╭─ RECORDS SUPPLIED

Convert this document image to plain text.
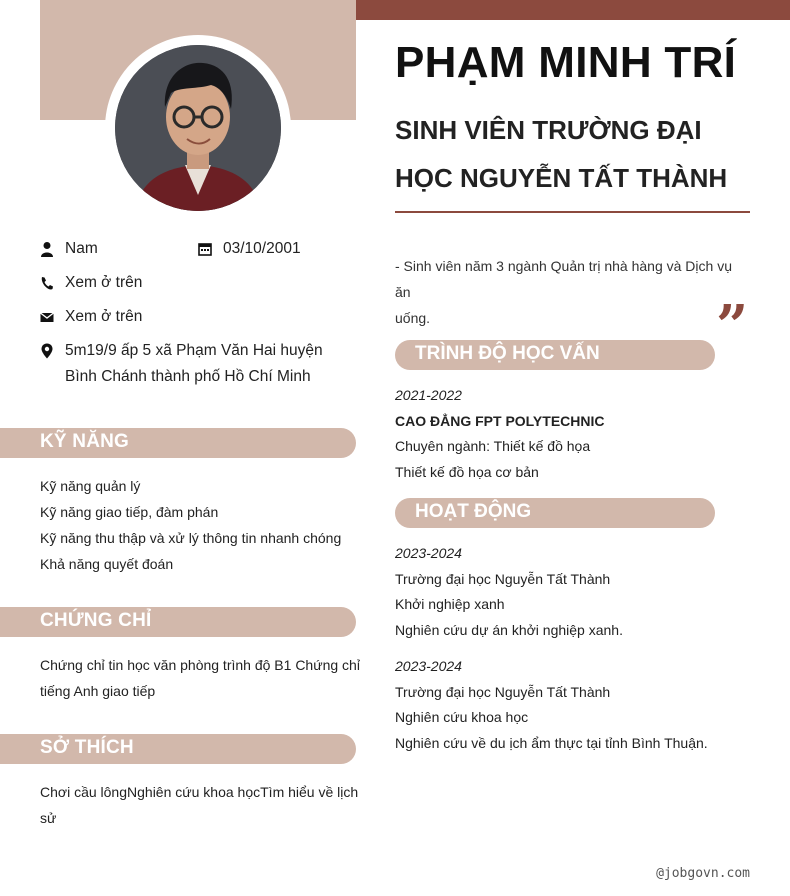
Nam	03/10/2001
Xem ở trên
Xem ở trên
5m19/9 ấp 5 xã Phạm Văn Hai huyện
Bình Chánh thành phố Hồ Chí Minh
KỸ NĂNG
Kỹ năng quản lý
Kỹ năng giao tiếp, đàm phán
Kỹ năng thu thập và xử lý thông tin nhanh chóng
Khả năng quyết đoán
CHỨNG CHỈ
Chứng chỉ tin học văn phòng trình độ B1 Chứng chỉ
tiếng Anh giao tiếp
SỞ THÍCH
Chơi cầu lôngNghiên cứu khoa họcTìm hiểu về lịch
sử
PHẠM MINH TRÍ
SINH VIÊN TRƯỜNG ĐẠI
HỌC NGUYỄN TẤT THÀNH
- Sinh viên năm 3 ngành Quản trị nhà hàng và Dịch vụ ăn
uống.	”
TRÌNH ĐỘ HỌC VẤN
2021-2022
CAO ĐẲNG FPT POLYTECHNIC
Chuyên ngành: Thiết kế đồ họa
Thiết kế đồ họa cơ bản
HOẠT ĐỘNG
2023-2024
Trường đại học Nguyễn Tất Thành
Khởi nghiệp xanh
Nghiên cứu dự án khởi nghiệp xanh.
2023-2024
Trường đại học Nguyễn Tất Thành
Nghiên cứu khoa học
Nghiên cứu về du ịch ẩm thực tại tỉnh Bình Thuận.
@jobgovn.com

╰─

• **WHAT TO DO**:
Restate the listing above word for word, and skip the pictures.

• **SOLUTION FOR THIS TASK**:
Convert this document image to plain text.
Nam	03/10/2001
Xem ở trên
Xem ở trên
5m19/9 ấp 5 xã Phạm Văn Hai huyện
Bình Chánh thành phố Hồ Chí Minh
KỸ NĂNG
Kỹ năng quản lý
Kỹ năng giao tiếp, đàm phán
Kỹ năng thu thập và xử lý thông tin nhanh chóng
Khả năng quyết đoán
CHỨNG CHỈ
Chứng chỉ tin học văn phòng trình độ B1 Chứng chỉ
tiếng Anh giao tiếp
SỞ THÍCH
Chơi cầu lôngNghiên cứu khoa họcTìm hiểu về lịch
sử
PHẠM MINH TRÍ
SINH VIÊN TRƯỜNG ĐẠI
HỌC NGUYỄN TẤT THÀNH
- Sinh viên năm 3 ngành Quản trị nhà hàng và Dịch vụ ăn
uống.	”
TRÌNH ĐỘ HỌC VẤN
2021-2022
CAO ĐẲNG FPT POLYTECHNIC
Chuyên ngành: Thiết kế đồ họa
Thiết kế đồ họa cơ bản
HOẠT ĐỘNG
2023-2024
Trường đại học Nguyễn Tất Thành
Khởi nghiệp xanh
Nghiên cứu dự án khởi nghiệp xanh.
2023-2024
Trường đại học Nguyễn Tất Thành
Nghiên cứu khoa học
Nghiên cứu về du ịch ẩm thực tại tỉnh Bình Thuận.
@jobgovn.com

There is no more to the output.